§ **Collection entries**
****************************************

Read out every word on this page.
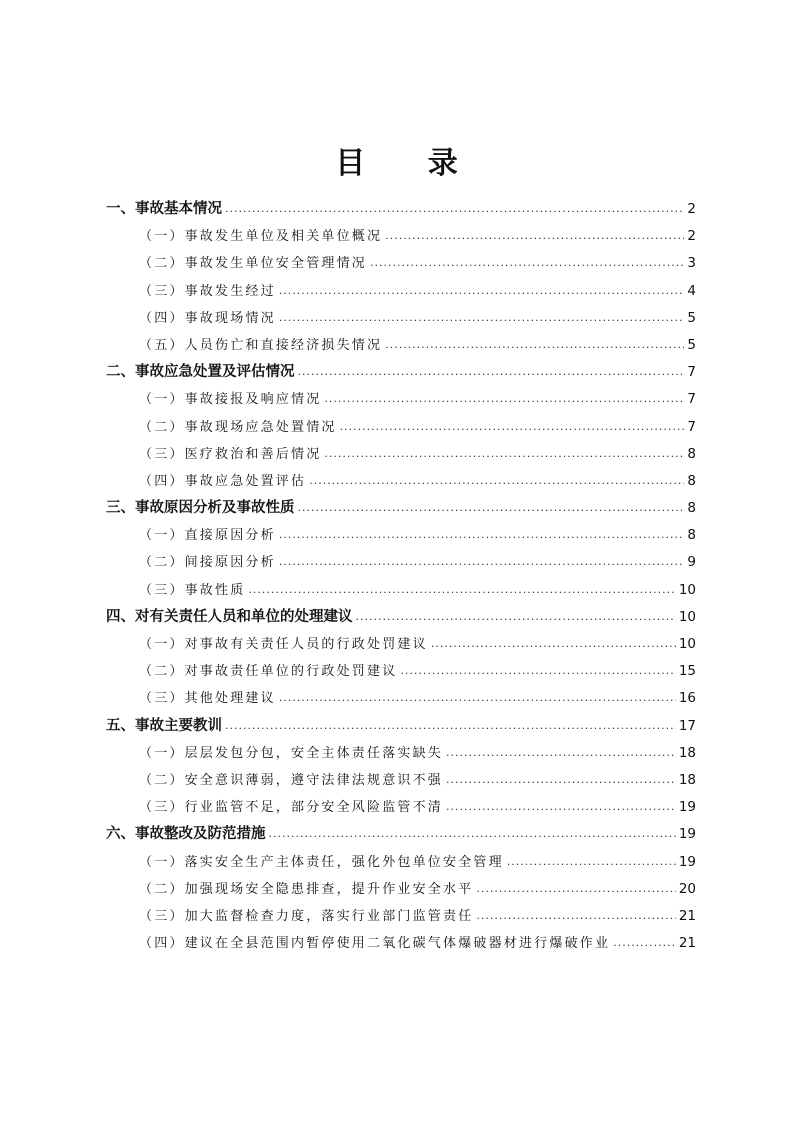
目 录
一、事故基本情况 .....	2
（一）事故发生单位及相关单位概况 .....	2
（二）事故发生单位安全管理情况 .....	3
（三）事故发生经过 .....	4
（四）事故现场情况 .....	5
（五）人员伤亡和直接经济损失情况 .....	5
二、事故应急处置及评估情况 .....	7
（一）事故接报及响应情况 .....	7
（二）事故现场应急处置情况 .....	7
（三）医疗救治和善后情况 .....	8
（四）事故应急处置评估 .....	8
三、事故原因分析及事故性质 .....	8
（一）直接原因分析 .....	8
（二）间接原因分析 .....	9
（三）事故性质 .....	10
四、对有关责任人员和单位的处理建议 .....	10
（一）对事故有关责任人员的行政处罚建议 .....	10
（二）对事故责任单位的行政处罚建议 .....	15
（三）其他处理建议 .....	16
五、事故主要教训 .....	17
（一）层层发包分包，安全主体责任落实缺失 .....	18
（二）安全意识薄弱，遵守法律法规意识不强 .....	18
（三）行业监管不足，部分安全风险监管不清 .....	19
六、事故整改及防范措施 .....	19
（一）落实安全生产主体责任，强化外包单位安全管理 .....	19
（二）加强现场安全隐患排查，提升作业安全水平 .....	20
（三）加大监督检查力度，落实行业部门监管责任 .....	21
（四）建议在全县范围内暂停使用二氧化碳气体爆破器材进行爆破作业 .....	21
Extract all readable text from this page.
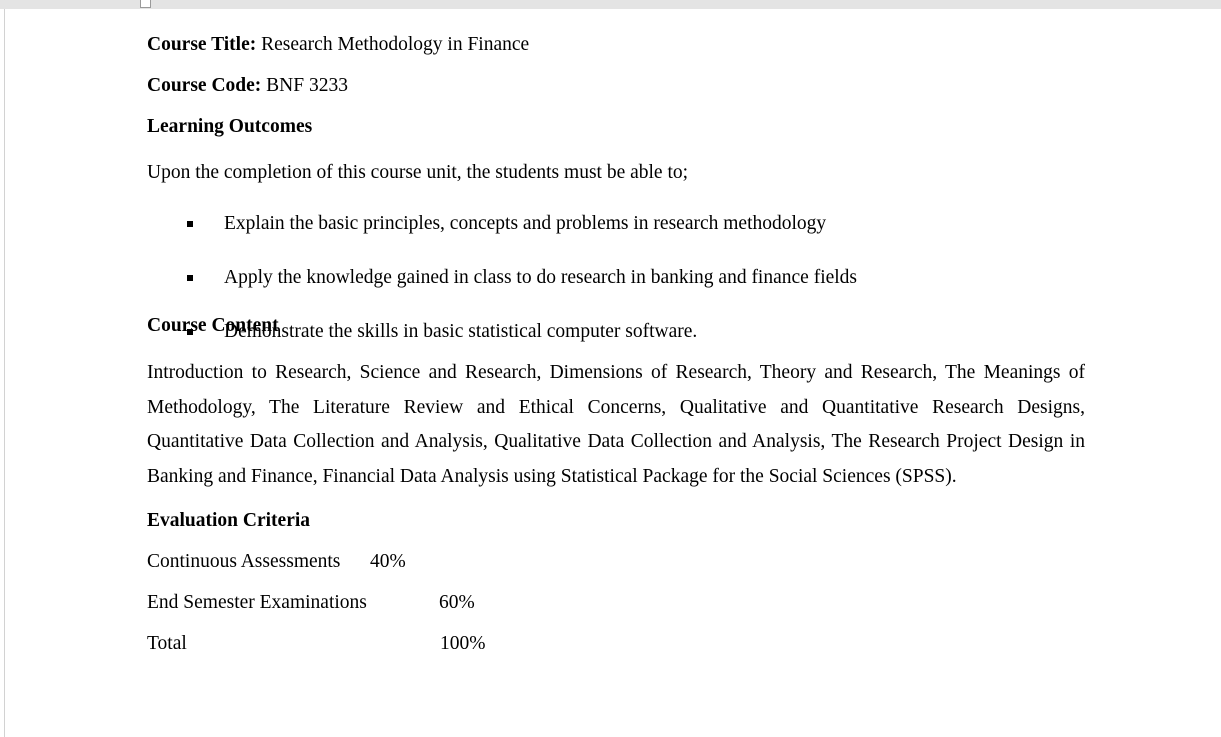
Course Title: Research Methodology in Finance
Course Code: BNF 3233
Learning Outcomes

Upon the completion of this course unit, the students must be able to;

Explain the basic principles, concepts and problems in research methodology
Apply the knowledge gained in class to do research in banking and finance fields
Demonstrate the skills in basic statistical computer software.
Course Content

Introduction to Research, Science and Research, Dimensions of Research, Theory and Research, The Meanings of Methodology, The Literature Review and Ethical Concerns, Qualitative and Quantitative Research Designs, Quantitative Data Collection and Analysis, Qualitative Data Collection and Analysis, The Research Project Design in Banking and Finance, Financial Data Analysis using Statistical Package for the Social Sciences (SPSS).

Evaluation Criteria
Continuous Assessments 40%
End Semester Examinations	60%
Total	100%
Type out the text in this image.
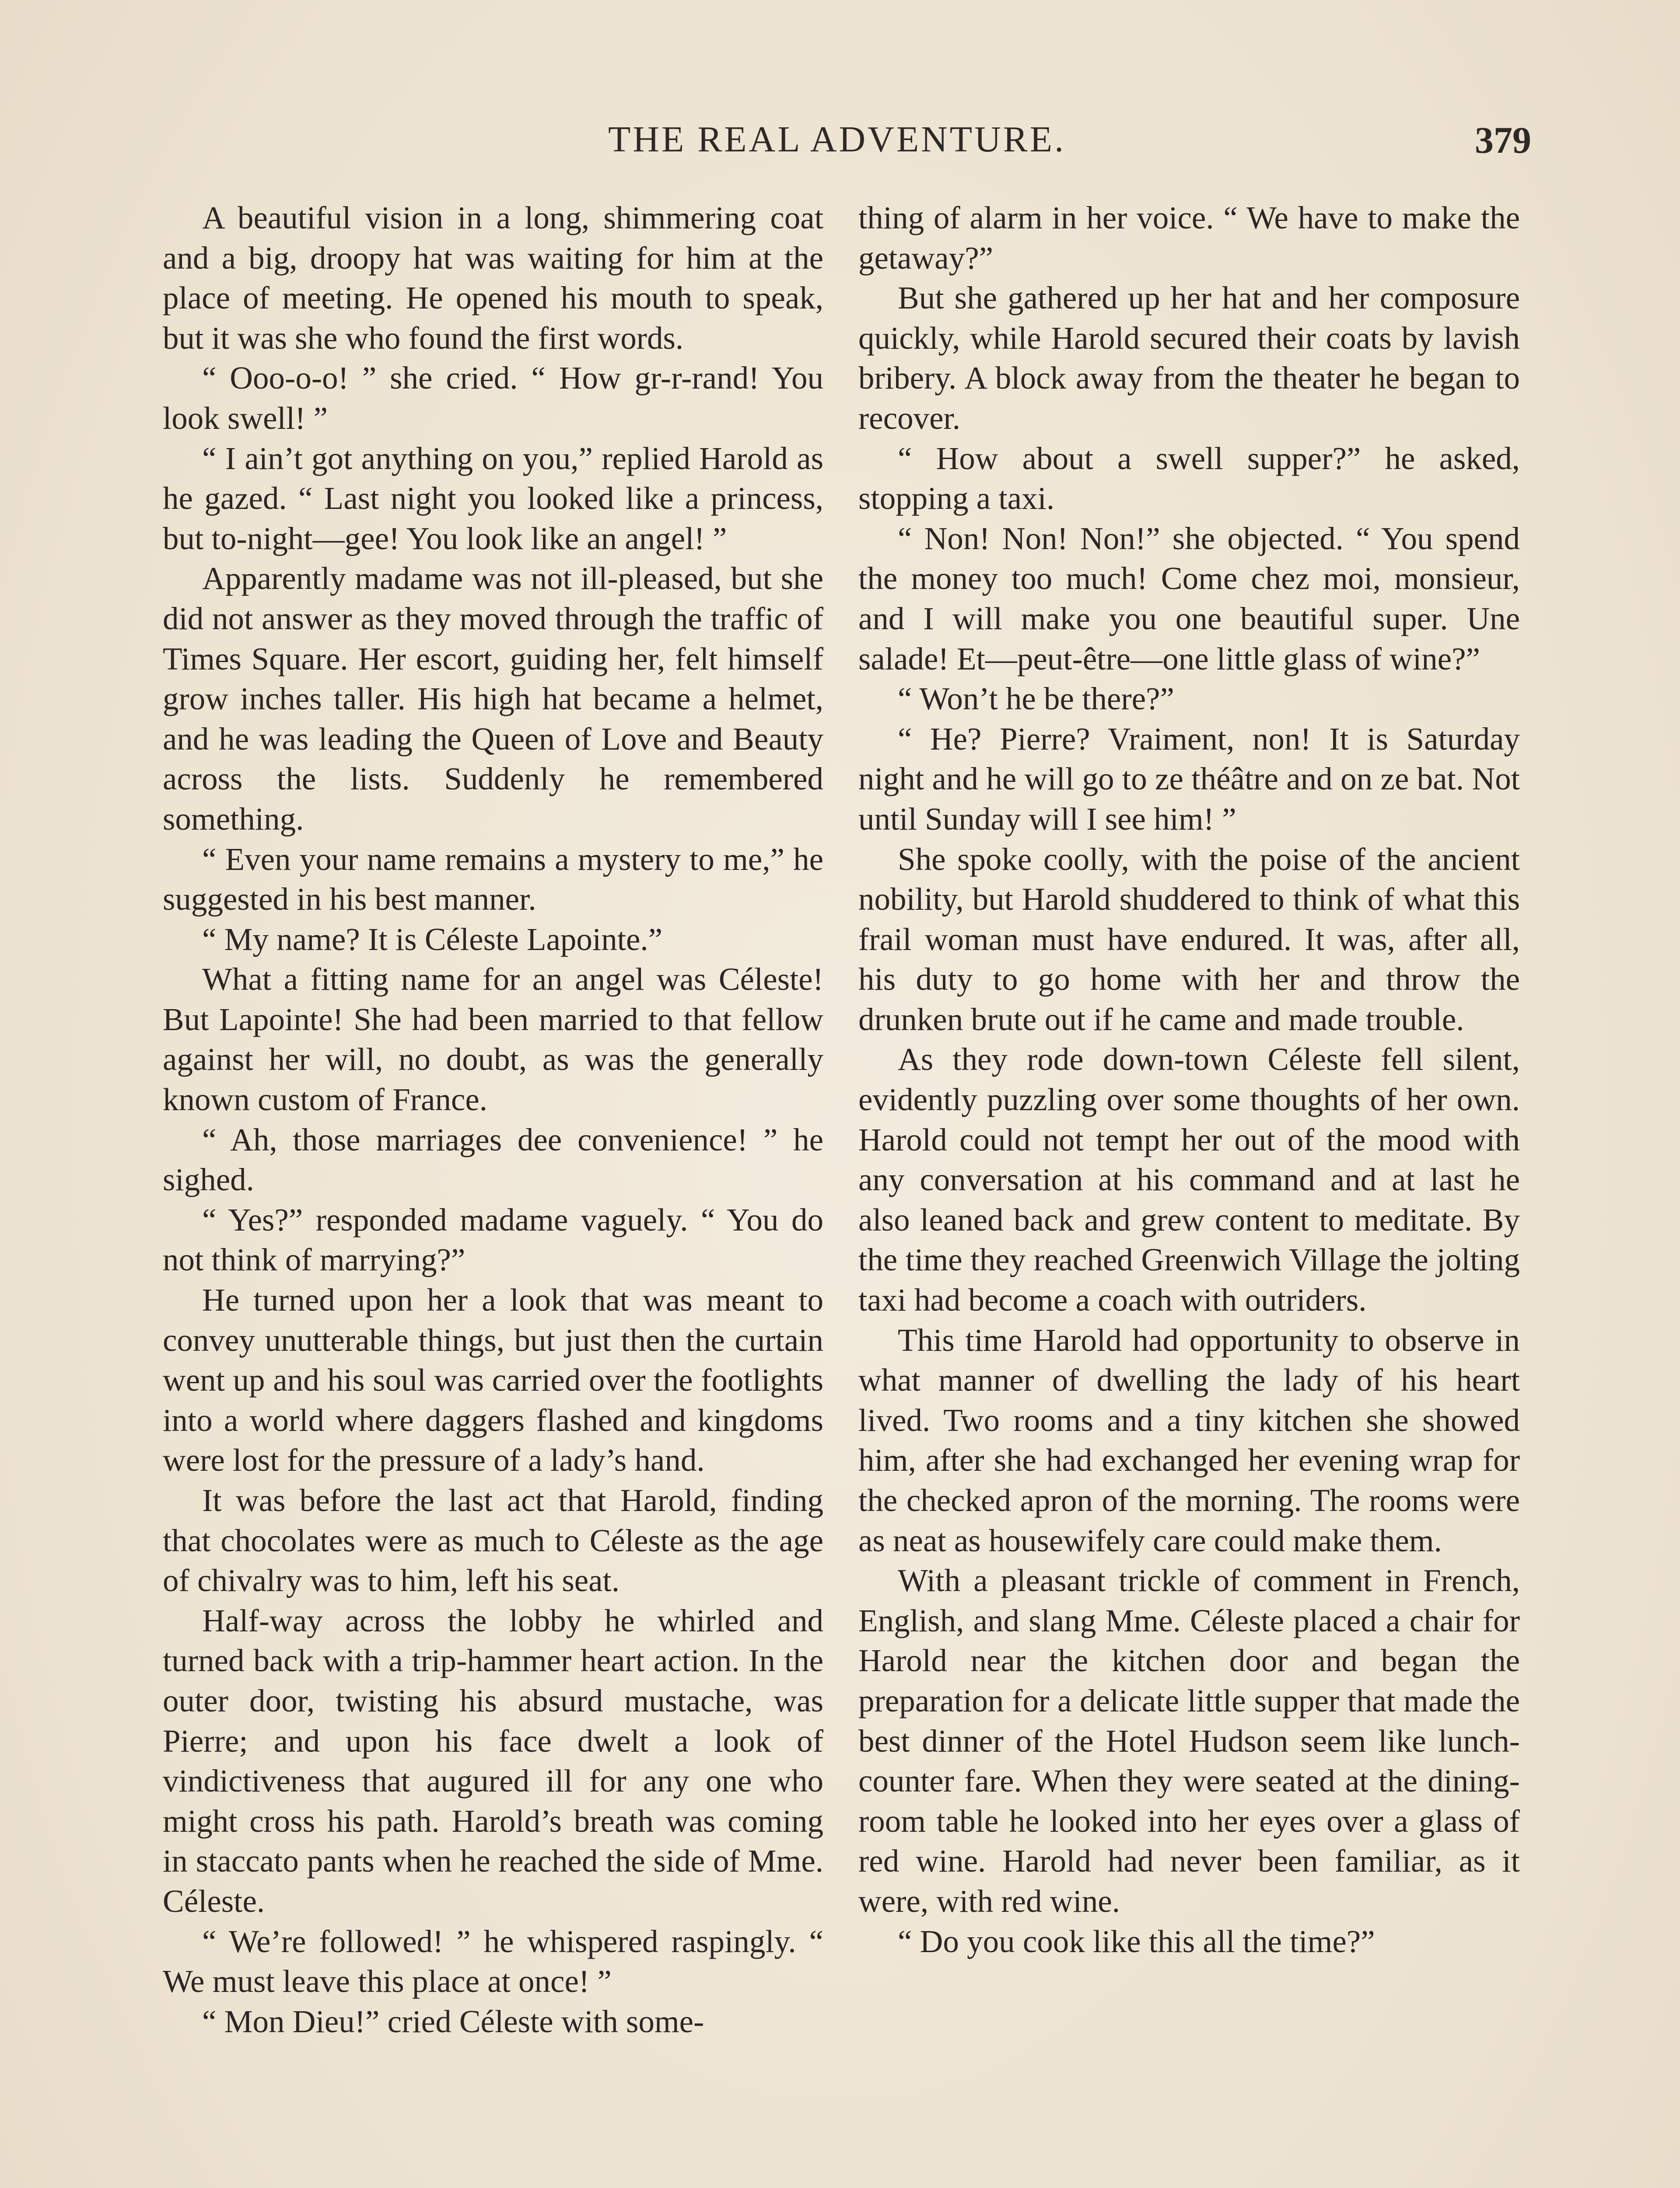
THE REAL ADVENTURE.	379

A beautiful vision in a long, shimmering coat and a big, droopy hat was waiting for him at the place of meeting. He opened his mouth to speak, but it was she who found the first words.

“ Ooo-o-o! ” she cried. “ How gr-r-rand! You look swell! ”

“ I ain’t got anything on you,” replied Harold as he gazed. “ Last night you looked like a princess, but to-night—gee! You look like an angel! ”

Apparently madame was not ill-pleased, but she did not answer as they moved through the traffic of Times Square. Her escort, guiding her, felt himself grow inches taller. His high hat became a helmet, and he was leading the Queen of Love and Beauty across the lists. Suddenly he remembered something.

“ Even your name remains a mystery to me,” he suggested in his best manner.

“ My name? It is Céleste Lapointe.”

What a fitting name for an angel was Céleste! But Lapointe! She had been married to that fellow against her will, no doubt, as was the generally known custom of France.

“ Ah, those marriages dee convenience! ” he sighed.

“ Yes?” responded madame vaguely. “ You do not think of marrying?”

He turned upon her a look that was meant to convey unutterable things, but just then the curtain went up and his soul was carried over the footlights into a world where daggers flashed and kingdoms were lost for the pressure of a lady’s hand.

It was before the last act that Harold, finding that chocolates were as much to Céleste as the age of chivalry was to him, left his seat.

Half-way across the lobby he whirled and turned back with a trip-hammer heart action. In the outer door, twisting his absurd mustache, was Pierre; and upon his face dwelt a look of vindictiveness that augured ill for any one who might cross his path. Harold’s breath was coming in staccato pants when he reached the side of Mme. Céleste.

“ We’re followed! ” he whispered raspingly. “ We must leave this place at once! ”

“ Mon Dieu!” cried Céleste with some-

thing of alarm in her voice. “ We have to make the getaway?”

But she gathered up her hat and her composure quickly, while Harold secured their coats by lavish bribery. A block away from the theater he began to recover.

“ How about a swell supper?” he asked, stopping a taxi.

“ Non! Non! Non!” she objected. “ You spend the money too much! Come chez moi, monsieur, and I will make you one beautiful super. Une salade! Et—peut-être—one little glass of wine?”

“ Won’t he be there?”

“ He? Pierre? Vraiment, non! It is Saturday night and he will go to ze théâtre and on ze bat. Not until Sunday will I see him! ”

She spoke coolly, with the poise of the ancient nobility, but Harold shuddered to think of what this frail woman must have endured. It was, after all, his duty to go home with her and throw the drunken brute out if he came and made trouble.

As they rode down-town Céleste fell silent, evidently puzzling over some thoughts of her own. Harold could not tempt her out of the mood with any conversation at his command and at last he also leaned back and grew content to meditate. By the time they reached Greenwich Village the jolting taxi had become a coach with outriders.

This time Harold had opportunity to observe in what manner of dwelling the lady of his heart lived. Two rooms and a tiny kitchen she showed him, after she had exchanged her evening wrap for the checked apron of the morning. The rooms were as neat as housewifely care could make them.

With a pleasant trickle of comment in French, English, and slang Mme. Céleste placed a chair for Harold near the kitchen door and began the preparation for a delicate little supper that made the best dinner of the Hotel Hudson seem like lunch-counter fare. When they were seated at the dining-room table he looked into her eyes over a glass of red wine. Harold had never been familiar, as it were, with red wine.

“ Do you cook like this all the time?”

****************************************

§ **What the task requires**
Take the listing and print it again exactly, but without any pictures.

§ **Solved problem**
Read out every word on this page.
目 录
一、事故基本情况 .....	2
（一）事故发生单位及相关单位概况 .....	2
（二）事故发生单位安全管理情况 .....	3
（三）事故发生经过 .....	4
（四）事故现场情况 .....	5
（五）人员伤亡和直接经济损失情况 .....	5
二、事故应急处置及评估情况 .....	7
（一）事故接报及响应情况 .....	7
（二）事故现场应急处置情况 .....	7
（三）医疗救治和善后情况 .....	8
（四）事故应急处置评估 .....	8
三、事故原因分析及事故性质 .....	8
（一）直接原因分析 .....	8
（二）间接原因分析 .....	9
（三）事故性质 .....	10
四、对有关责任人员和单位的处理建议 .....	10
（一）对事故有关责任人员的行政处罚建议 .....	10
（二）对事故责任单位的行政处罚建议 .....	15
（三）其他处理建议 .....	16
五、事故主要教训 .....	17
（一）层层发包分包，安全主体责任落实缺失 .....	18
（二）安全意识薄弱，遵守法律法规意识不强 .....	18
（三）行业监管不足，部分安全风险监管不清 .....	19
六、事故整改及防范措施 .....	19
（一）落实安全生产主体责任，强化外包单位安全管理 .....	19
（二）加强现场安全隐患排查，提升作业安全水平 .....	20
（三）加大监督检查力度，落实行业部门监管责任 .....	21
（四）建议在全县范围内暂停使用二氧化碳气体爆破器材进行爆破作业 .....	21
Extract all readable text from this page.
Course Title: Research Methodology in Finance
Course Code: BNF 3233
Learning Outcomes

Upon the completion of this course unit, the students must be able to;

Explain the basic principles, concepts and problems in research methodology
Apply the knowledge gained in class to do research in banking and finance fields
Demonstrate the skills in basic statistical computer software.
Course Content

Introduction to Research, Science and Research, Dimensions of Research, Theory and Research, The Meanings of Methodology, The Literature Review and Ethical Concerns, Qualitative and Quantitative Research Designs, Quantitative Data Collection and Analysis, Qualitative Data Collection and Analysis, The Research Project Design in Banking and Finance, Financial Data Analysis using Statistical Package for the Social Sciences (SPSS).

Evaluation Criteria
Continuous Assessments 40%
End Semester Examinations	60%
Total	100%
Type out the text in this image.
THE REAL ADVENTURE.	379

A beautiful vision in a long, shimmering coat and a big, droopy hat was waiting for him at the place of meeting. He opened his mouth to speak, but it was she who found the first words.

“ Ooo-o-o! ” she cried. “ How gr-r-rand! You look swell! ”

“ I ain’t got anything on you,” replied Harold as he gazed. “ Last night you looked like a princess, but to-night—gee! You look like an angel! ”

Apparently madame was not ill-pleased, but she did not answer as they moved through the traffic of Times Square. Her escort, guiding her, felt himself grow inches taller. His high hat became a helmet, and he was leading the Queen of Love and Beauty across the lists. Suddenly he remembered something.

“ Even your name remains a mystery to me,” he suggested in his best manner.

“ My name? It is Céleste Lapointe.”

What a fitting name for an angel was Céleste! But Lapointe! She had been married to that fellow against her will, no doubt, as was the generally known custom of France.

“ Ah, those marriages dee convenience! ” he sighed.

“ Yes?” responded madame vaguely. “ You do not think of marrying?”

He turned upon her a look that was meant to convey unutterable things, but just then the curtain went up and his soul was carried over the footlights into a world where daggers flashed and kingdoms were lost for the pressure of a lady’s hand.

It was before the last act that Harold, finding that chocolates were as much to Céleste as the age of chivalry was to him, left his seat.

Half-way across the lobby he whirled and turned back with a trip-hammer heart action. In the outer door, twisting his absurd mustache, was Pierre; and upon his face dwelt a look of vindictiveness that augured ill for any one who might cross his path. Harold’s breath was coming in staccato pants when he reached the side of Mme. Céleste.

“ We’re followed! ” he whispered raspingly. “ We must leave this place at once! ”

“ Mon Dieu!” cried Céleste with some-

thing of alarm in her voice. “ We have to make the getaway?”

But she gathered up her hat and her composure quickly, while Harold secured their coats by lavish bribery. A block away from the theater he began to recover.

“ How about a swell supper?” he asked, stopping a taxi.

“ Non! Non! Non!” she objected. “ You spend the money too much! Come chez moi, monsieur, and I will make you one beautiful super. Une salade! Et—peut-être—one little glass of wine?”

“ Won’t he be there?”

“ He? Pierre? Vraiment, non! It is Saturday night and he will go to ze théâtre and on ze bat. Not until Sunday will I see him! ”

She spoke coolly, with the poise of the ancient nobility, but Harold shuddered to think of what this frail woman must have endured. It was, after all, his duty to go home with her and throw the drunken brute out if he came and made trouble.

As they rode down-town Céleste fell silent, evidently puzzling over some thoughts of her own. Harold could not tempt her out of the mood with any conversation at his command and at last he also leaned back and grew content to meditate. By the time they reached Greenwich Village the jolting taxi had become a coach with outriders.

This time Harold had opportunity to observe in what manner of dwelling the lady of his heart lived. Two rooms and a tiny kitchen she showed him, after she had exchanged her evening wrap for the checked apron of the morning. The rooms were as neat as housewifely care could make them.

With a pleasant trickle of comment in French, English, and slang Mme. Céleste placed a chair for Harold near the kitchen door and began the preparation for a delicate little supper that made the best dinner of the Hotel Hudson seem like lunch-counter fare. When they were seated at the dining-room table he looked into her eyes over a glass of red wine. Harold had never been familiar, as it were, with red wine.

“ Do you cook like this all the time?”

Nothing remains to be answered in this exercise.